**AIM OF THE TASK**
Lines holding the string "content" are the ones to copy from this listing.

▶

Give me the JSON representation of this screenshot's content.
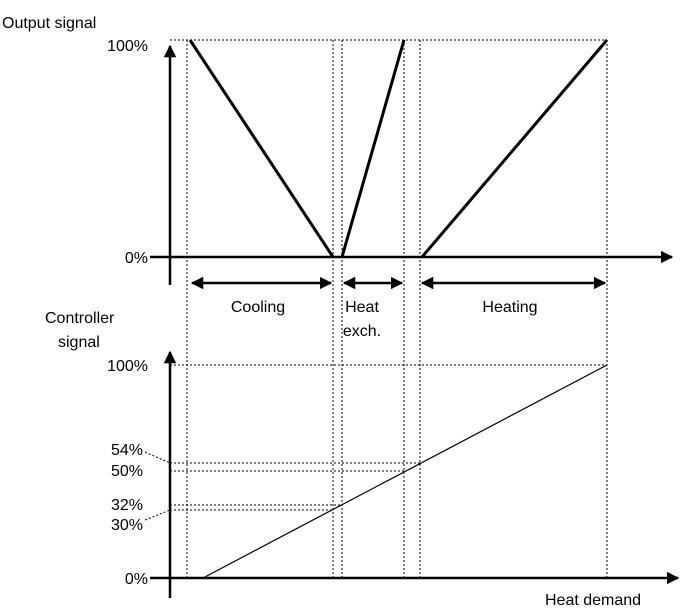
{
  "top_chart": {
    "y_axis_label": "Output signal",
    "y_labels": [
      "100%",
      "0%"
    ],
    "zones": [
      "Cooling",
      "Heat",
      "exch.",
      "Heating"
    ]
  },
  "bottom_chart": {
    "y_axis_label": [
      "Controller",
      "signal"
    ],
    "y_labels": [
      "100%",
      "54%",
      "50%",
      "32%",
      "30%",
      "0%"
    ],
    "x_axis_label": "Heat demand"
  }
}
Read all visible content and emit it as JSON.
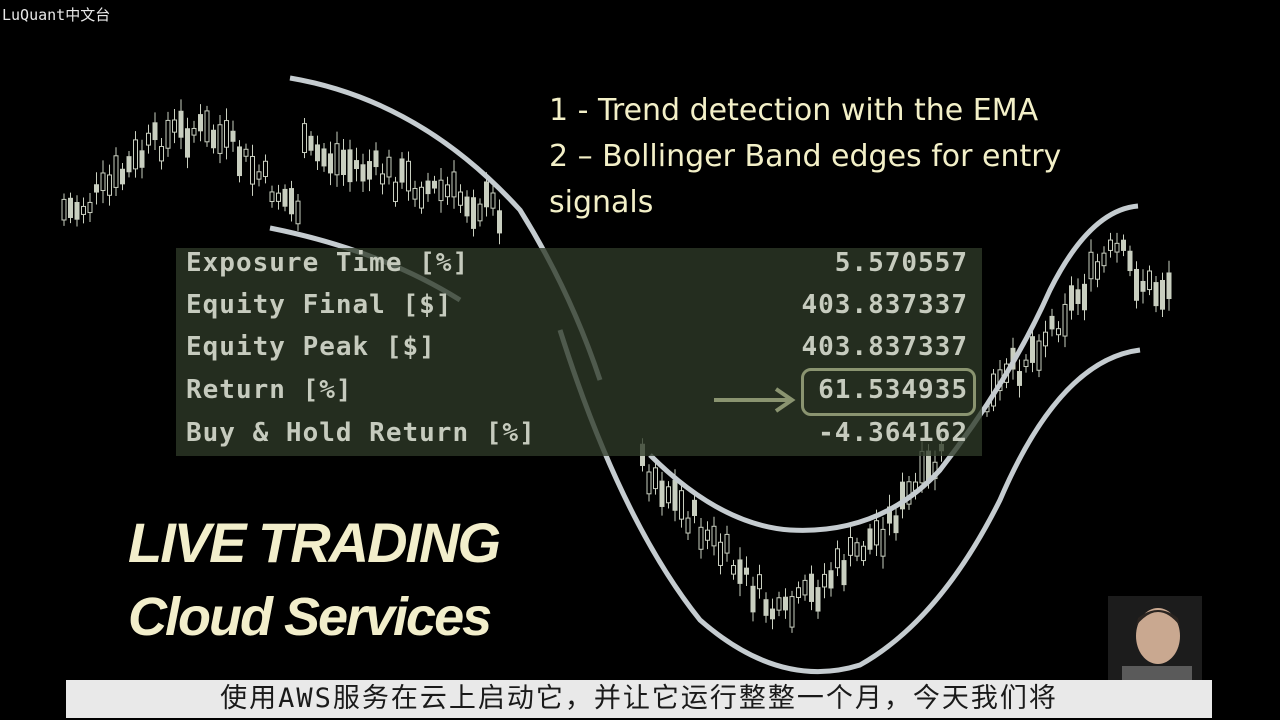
{
  "watermark": "LuQuant中文台",
  "strategy_points": [
    "1 - Trend detection with the EMA",
    "2 – Bollinger Band edges for entry",
    "signals"
  ],
  "stats": [
    {
      "label": "Exposure Time [%]",
      "value": "5.570557"
    },
    {
      "label": "Equity Final [$]",
      "value": "403.837337"
    },
    {
      "label": "Equity Peak [$]",
      "value": "403.837337"
    },
    {
      "label": "Return [%]",
      "value": "61.534935",
      "highlighted": true
    },
    {
      "label": "Buy & Hold Return [%]",
      "value": "-4.364162"
    }
  ],
  "promo": {
    "line1": "LIVE TRADING",
    "line2": "Cloud Services"
  },
  "subtitle": "使用AWS服务在云上启动它，并让它运行整整一个月，今天我们将",
  "colors": {
    "background": "#000000",
    "text_accent": "#f3f0c8",
    "candle": "#c9cfc0",
    "band_curve": "#cfd6da",
    "panel": "#2e3a28"
  }
}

◀

**WORKED ANSWER**
Give me the JSON representation of this screenshot's content.
Read all visible content and emit it as JSON.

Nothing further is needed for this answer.